Extract every entry word for word. Skip the pictures.
---------- RAW DATA ----------
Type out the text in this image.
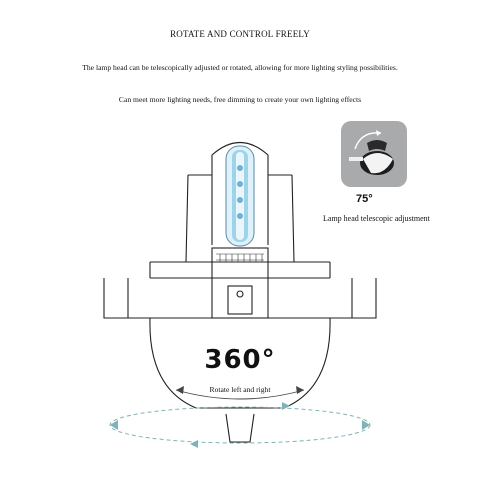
ROTATE AND CONTROL FREELY
The lamp head can be telescopically adjusted or rotated, allowing for more lighting styling possibilities.
Can meet more lighting needs, free dimming to create your own lighting effects
75°
Lamp head telescopic adjustment
360°
Rotate left and right
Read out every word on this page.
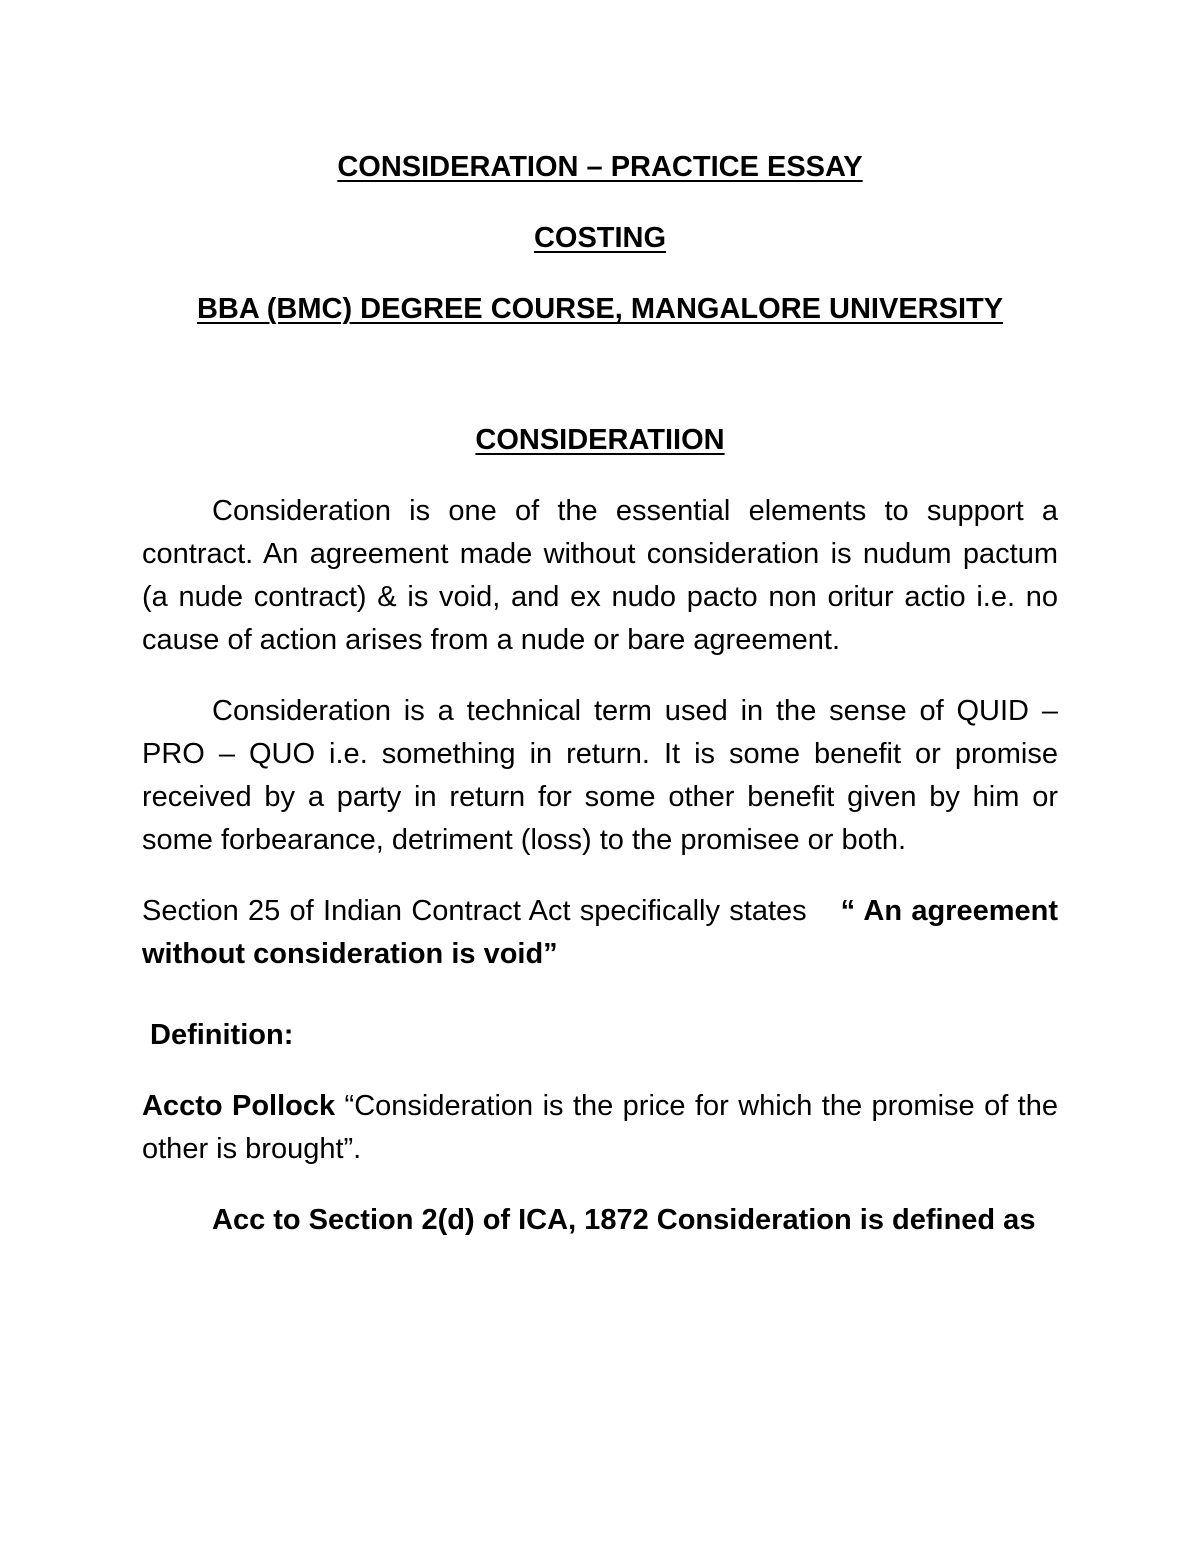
CONSIDERATION – PRACTICE ESSAY
COSTING
BBA (BMC) DEGREE COURSE, MANGALORE UNIVERSITY
CONSIDERATIION

Consideration is one of the essential elements to support a contract. An agreement made without consideration is nudum pactum (a nude contract) & is void, and ex nudo pacto non oritur actio i.e. no cause of action arises from a nude or bare agreement.

Consideration is a technical term used in the sense of QUID – PRO – QUO i.e. something in return. It is some benefit or promise received by a party in return for some other benefit given by him or some forbearance, detriment (loss) to the promisee or both.

Section 25 of Indian Contract Act specifically states “ An agreement without consideration is void”

Definition:

Accto Pollock “Consideration is the price for which the promise of the other is brought”.

Acc to Section 2(d) of ICA, 1872 Consideration is defined as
----------
» FINISHED TASK
Type out the text in this image.
ROTATE AND CONTROL FREELY
The lamp head can be telescopically adjusted or rotated, allowing for more lighting styling possibilities.
Can meet more lighting needs, free dimming to create your own lighting effects
75°
Lamp head telescopic adjustment
360°
Rotate left and right
Read out every word on this page.
CONSIDERATION – PRACTICE ESSAY
COSTING
BBA (BMC) DEGREE COURSE, MANGALORE UNIVERSITY
CONSIDERATIION

Consideration is one of the essential elements to support a contract. An agreement made without consideration is nudum pactum (a nude contract) & is void, and ex nudo pacto non oritur actio i.e. no cause of action arises from a nude or bare agreement.

Consideration is a technical term used in the sense of QUID – PRO – QUO i.e. something in return. It is some benefit or promise received by a party in return for some other benefit given by him or some forbearance, detriment (loss) to the promisee or both.

Section 25 of Indian Contract Act specifically states “ An agreement without consideration is void”

Definition:

Accto Pollock “Consideration is the price for which the promise of the other is brought”.

Acc to Section 2(d) of ICA, 1872 Consideration is defined as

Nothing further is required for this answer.